Output the lines of the records below as a numbered list, starting at the line that contains "chart-a-ylabel: Temperatura °C): [28, 142, 38, 208]" and ending at the line that contains "chart-b-xtick-40: 40: [670, 274, 682, 285]". Leave out any blank lines.

(Visual layout records)
◇ ◇ ◇ ◇ ◇

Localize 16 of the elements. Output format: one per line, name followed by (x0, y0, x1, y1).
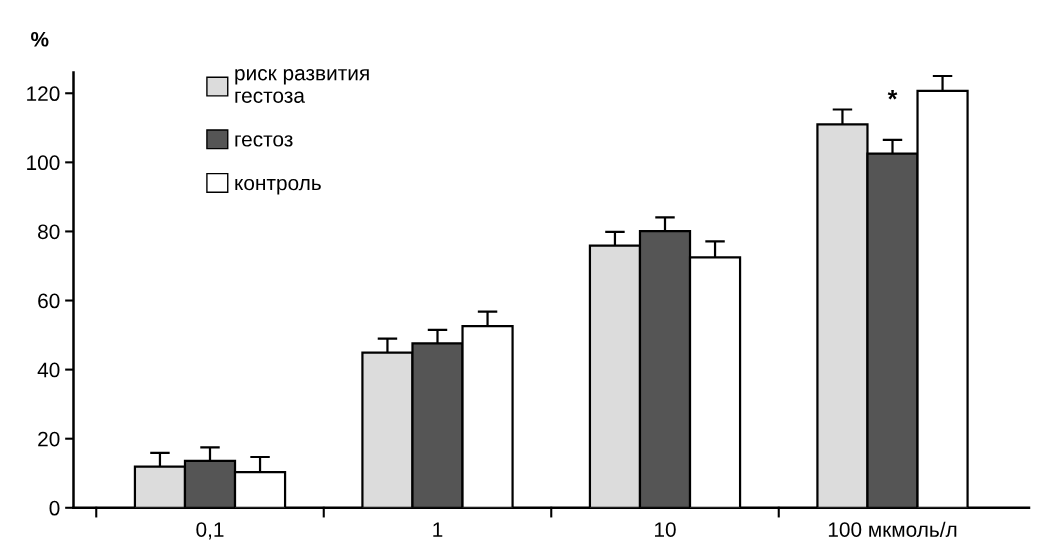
legend-label: гестоз (235, 135, 293, 147)
y-axis-title: % (31, 31, 49, 47)
x-tick-label: 100 мкмоль/л (828, 521, 957, 537)
y-tick-label: 40 (37, 362, 60, 378)
legend-label: контроль (235, 178, 321, 195)
x-tick-label: 0,1 (196, 522, 224, 540)
y-tick-label: 100 (27, 155, 60, 171)
x-tick-label: 10 (655, 522, 676, 537)
annotation: * (887, 90, 898, 100)
y-tick-label: 20 (38, 431, 60, 447)
x-tick-label: 1 (433, 522, 443, 537)
y-tick-label: 120 (27, 86, 60, 102)
y-tick-label: 80 (38, 224, 60, 240)
legend-label: риск развития гестоза (235, 69, 369, 103)
y-tick-label: 60 (38, 293, 60, 309)
y-tick-label: 0 (49, 500, 60, 516)
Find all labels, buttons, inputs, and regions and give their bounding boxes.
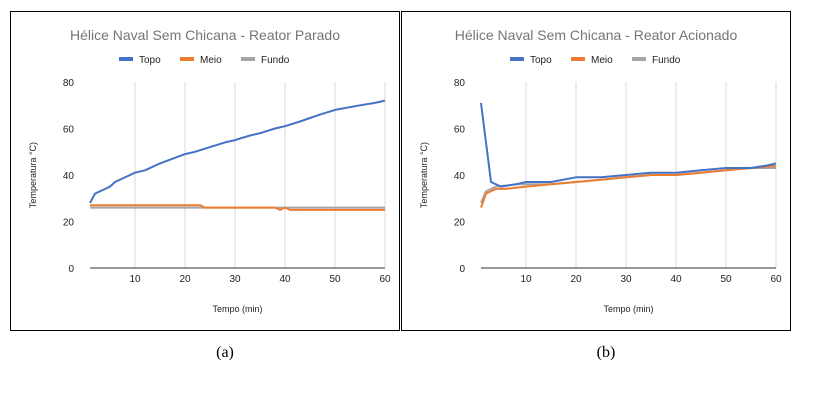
chart-a-ylabel: Temperatura °C): [28, 142, 38, 208]
chart-a-ytick-60: 60: [63, 125, 75, 136]
chart-a-xtick-40: 40: [279, 274, 291, 285]
chart-b-legend-label-meio: Meio: [591, 55, 613, 66]
caption-a: (a): [216, 344, 234, 361]
chart-b-ytick-0: 0: [459, 264, 465, 275]
chart-b-ytick-80: 80: [454, 78, 466, 89]
chart-b-xtick-40: 40: [670, 274, 682, 285]
chart-b-ytick-40: 40: [454, 171, 466, 182]
chart-panel-b: Hélice Naval Sem Chicana - Reator Aciona…: [401, 11, 791, 331]
chart-b-xtick-60: 60: [770, 274, 782, 285]
chart-a-xtick-60: 60: [379, 274, 391, 285]
chart-b-xlabel: Tempo (min): [603, 304, 653, 314]
chart-b-legend-label-topo: Topo: [530, 55, 552, 66]
chart-b-series-meio: [480, 164, 777, 208]
chart-panel-a: Hélice Naval Sem Chicana - Reator Parado…: [10, 11, 400, 331]
chart-b-ytick-20: 20: [454, 218, 466, 229]
chart-a-series-topo: [89, 99, 386, 204]
chart-b-title: Hélice Naval Sem Chicana - Reator Aciona…: [455, 27, 738, 43]
chart-b-legend-swatch-meio: [571, 57, 585, 61]
chart-b-legend-label-fundo: Fundo: [652, 55, 681, 66]
chart-a-ytick-20: 20: [63, 218, 75, 229]
chart-a-xtick-10: 10: [129, 274, 141, 285]
chart-b-xtick-10: 10: [520, 274, 532, 285]
chart-a-legend-swatch-topo: [119, 57, 133, 61]
chart-b-svg: Hélice Naval Sem Chicana - Reator Aciona…: [419, 27, 782, 314]
chart-a-legend-label-fundo: Fundo: [261, 55, 290, 66]
chart-b-xtick-20: 20: [570, 274, 582, 285]
chart-a-svg: Hélice Naval Sem Chicana - Reator Parado…: [28, 27, 391, 314]
chart-b-series-fundo: [480, 167, 776, 204]
chart-b-xtick-50: 50: [720, 274, 732, 285]
chart-b-ylabel: Temperatura °C): [419, 142, 429, 208]
chart-a-legend-swatch-meio: [180, 57, 194, 61]
chart-a-xlabel: Tempo (min): [212, 304, 262, 314]
caption-b: (b): [596, 344, 616, 361]
chart-b-xtick-30: 30: [620, 274, 632, 285]
chart-a-xtick-20: 20: [179, 274, 191, 285]
chart-b-ytick-60: 60: [454, 125, 466, 136]
chart-a-xtick-50: 50: [329, 274, 341, 285]
chart-a-title: Hélice Naval Sem Chicana - Reator Parado: [70, 27, 340, 43]
chart-a-ytick-80: 80: [63, 78, 75, 89]
chart-a-legend-label-topo: Topo: [139, 55, 161, 66]
chart-a-ytick-0: 0: [68, 264, 74, 275]
chart-a-legend-swatch-fundo: [241, 57, 255, 61]
chart-a-series-meio: [90, 204, 385, 211]
chart-b-legend-swatch-topo: [510, 57, 524, 61]
chart-a-ytick-40: 40: [63, 171, 75, 182]
chart-a-legend-label-meio: Meio: [200, 55, 222, 66]
chart-b-series-topo: [480, 102, 777, 188]
chart-b-legend-swatch-fundo: [632, 57, 646, 61]
chart-a-xtick-30: 30: [229, 274, 241, 285]
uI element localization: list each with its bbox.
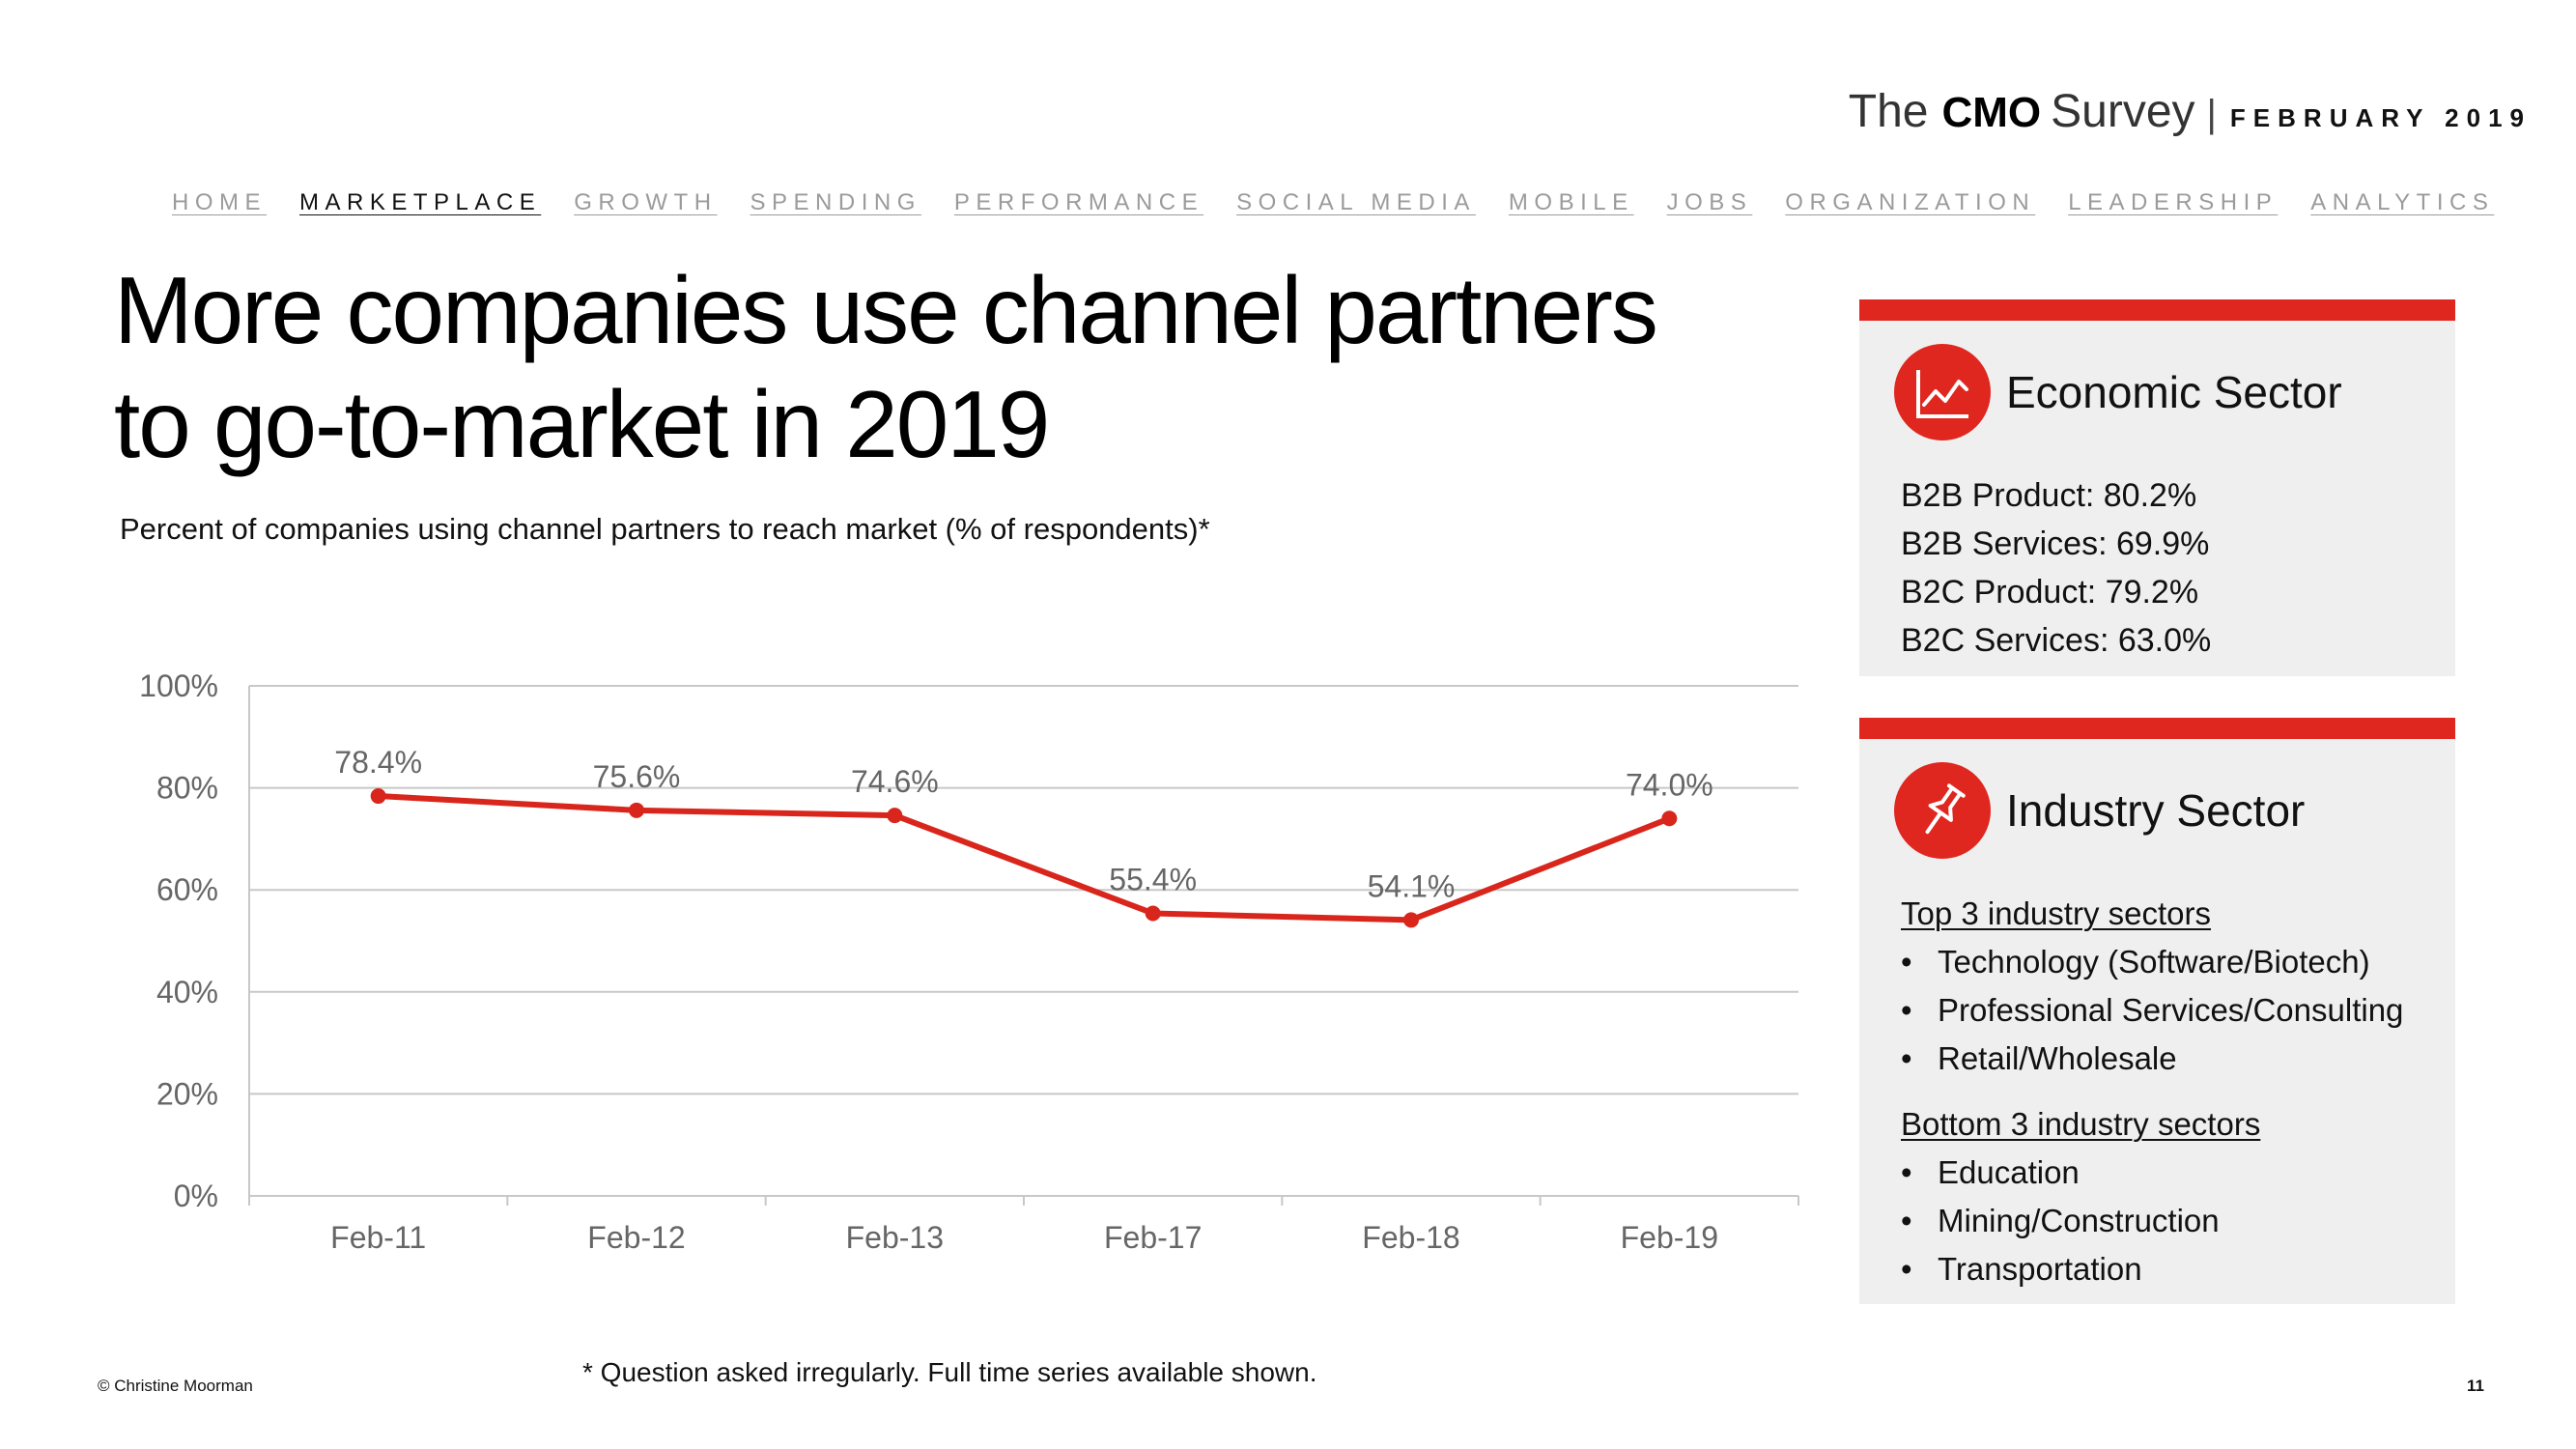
pushpin-glyph bbox=[1925, 783, 1966, 835]
industry-card-accent-bar bbox=[1859, 718, 2455, 739]
nav-jobs[interactable]: JOBS bbox=[1666, 189, 1753, 215]
data-label: 55.4% bbox=[1109, 862, 1197, 896]
data-point bbox=[887, 808, 903, 824]
copyright: © Christine Moorman bbox=[98, 1377, 253, 1395]
bottom-sector-item: Mining/Construction bbox=[1901, 1197, 2455, 1245]
y-tick-label: 100% bbox=[139, 668, 218, 703]
economic-stat: B2B Product: 80.2% bbox=[1901, 477, 2197, 514]
economic-sector-card: Economic Sector B2B Product: 80.2% B2B S… bbox=[1859, 299, 2455, 676]
nav-marketplace[interactable]: MARKETPLACE bbox=[299, 189, 542, 215]
brand-header: The CMO Survey | FEBRUARY 2019 bbox=[1849, 85, 2532, 138]
line-chart: 0% 20% 40% 60% 80% 100% Feb-11 Feb-12 Feb-13 Feb-… bbox=[139, 668, 1799, 1255]
data-label: 74.6% bbox=[851, 764, 939, 799]
top-sectors-list: Technology (Software/Biotech) Profession… bbox=[1901, 938, 2455, 1083]
data-point bbox=[370, 788, 386, 805]
chart-subtitle: Percent of companies using channel partn… bbox=[120, 512, 1210, 546]
industry-card-header: Industry Sector bbox=[1859, 739, 2455, 859]
nav-home[interactable]: HOME bbox=[172, 189, 267, 215]
line-chart-icon bbox=[1894, 344, 1991, 440]
nav-mobile[interactable]: MOBILE bbox=[1508, 189, 1634, 215]
top-nav: HOME MARKETPLACE GROWTH SPENDING PERFORM… bbox=[172, 189, 2527, 216]
data-label: 54.1% bbox=[1368, 868, 1456, 903]
economic-stat: B2C Product: 79.2% bbox=[1901, 574, 2199, 611]
line-chart-glyph bbox=[1916, 370, 1968, 418]
data-label: 78.4% bbox=[334, 745, 422, 780]
brand-month: FEBRUARY 2019 bbox=[2229, 103, 2532, 132]
x-tick-label: Feb-13 bbox=[846, 1220, 944, 1255]
brand-cmo: CMO bbox=[1941, 89, 2042, 136]
data-point bbox=[1661, 810, 1678, 827]
bottom-sector-item: Education bbox=[1901, 1149, 2455, 1197]
top-sector-item: Retail/Wholesale bbox=[1901, 1035, 2455, 1083]
nav-growth[interactable]: GROWTH bbox=[574, 189, 718, 215]
nav-spending[interactable]: SPENDING bbox=[750, 189, 921, 215]
bottom-sectors-list: Education Mining/Construction Transporta… bbox=[1901, 1149, 2455, 1293]
pushpin-icon bbox=[1894, 762, 1991, 859]
x-tick-label: Feb-18 bbox=[1362, 1220, 1459, 1255]
data-label: 75.6% bbox=[593, 759, 681, 794]
economic-stat-list: B2B Product: 80.2% B2B Services: 69.9% B… bbox=[1859, 440, 2455, 665]
economic-card-header: Economic Sector bbox=[1859, 321, 2455, 440]
nav-leadership[interactable]: LEADERSHIP bbox=[2068, 189, 2279, 215]
x-tick-label: Feb-19 bbox=[1621, 1220, 1718, 1255]
bottom-sector-item: Transportation bbox=[1901, 1245, 2455, 1293]
data-label: 74.0% bbox=[1626, 767, 1713, 802]
y-tick-label: 60% bbox=[156, 872, 218, 907]
top-sectors-heading: Top 3 industry sectors bbox=[1901, 895, 2211, 931]
brand-the: The bbox=[1848, 86, 1929, 137]
y-tick-label: 40% bbox=[156, 975, 218, 1009]
series-line bbox=[378, 793, 1671, 923]
top-sector-item: Professional Services/Consulting bbox=[1901, 986, 2455, 1035]
y-tick-label: 20% bbox=[156, 1076, 218, 1111]
page-title-line-2: to go-to-market in 2019 bbox=[114, 371, 1050, 477]
page-number: 11 bbox=[2467, 1377, 2484, 1395]
x-tick-label: Feb-12 bbox=[587, 1220, 685, 1255]
x-tick-label: Feb-17 bbox=[1104, 1220, 1202, 1255]
economic-stat: B2C Services: 63.0% bbox=[1901, 622, 2212, 659]
nav-social-media[interactable]: SOCIAL MEDIA bbox=[1236, 189, 1476, 215]
page-title: More companies use channel partners to g… bbox=[114, 253, 1853, 481]
nav-organization[interactable]: ORGANIZATION bbox=[1785, 189, 2036, 215]
brand-separator: | bbox=[2206, 93, 2217, 135]
footnote: * Question asked irregularly. Full time … bbox=[582, 1357, 1317, 1387]
economic-card-title: Economic Sector bbox=[2006, 367, 2342, 417]
economic-card-accent-bar bbox=[1859, 299, 2455, 321]
page-title-line-1: More companies use channel partners bbox=[114, 257, 1658, 363]
industry-sector-card: Industry Sector Top 3 industry sectors T… bbox=[1859, 718, 2455, 1304]
industry-card-body: Top 3 industry sectors Technology (Softw… bbox=[1859, 859, 2455, 1293]
data-point bbox=[1145, 905, 1161, 922]
nav-analytics[interactable]: ANALYTICS bbox=[2310, 189, 2495, 215]
industry-card-title: Industry Sector bbox=[2006, 785, 2306, 836]
x-tick-label: Feb-11 bbox=[330, 1220, 426, 1255]
data-point bbox=[629, 802, 644, 818]
data-point bbox=[1403, 912, 1419, 928]
economic-stat: B2B Services: 69.9% bbox=[1901, 526, 2210, 562]
brand-survey: Survey bbox=[2051, 86, 2195, 137]
y-tick-label: 80% bbox=[156, 771, 218, 806]
y-tick-label: 0% bbox=[174, 1179, 218, 1213]
nav-performance[interactable]: PERFORMANCE bbox=[953, 189, 1204, 215]
bottom-sectors-heading: Bottom 3 industry sectors bbox=[1901, 1106, 2261, 1142]
top-sector-item: Technology (Software/Biotech) bbox=[1901, 938, 2455, 986]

◇ ◇ ◇ ◇ ◇

> _Correct result_:
1. chart-a-ylabel: Temperatura °C): [28, 142, 38, 208]
2. chart-a-ytick-60: 60: [63, 125, 75, 136]
3. chart-a-xtick-40: 40: [279, 274, 291, 285]
4. chart-b-legend-label-meio: Meio: [591, 55, 613, 66]
5. caption-a: (a): [216, 344, 234, 361]
6. chart-b-ytick-0: 0: [459, 264, 465, 275]
7. chart-b-ytick-80: 80: [454, 78, 466, 89]
8. chart-b-xtick-40: 40: [670, 274, 682, 285]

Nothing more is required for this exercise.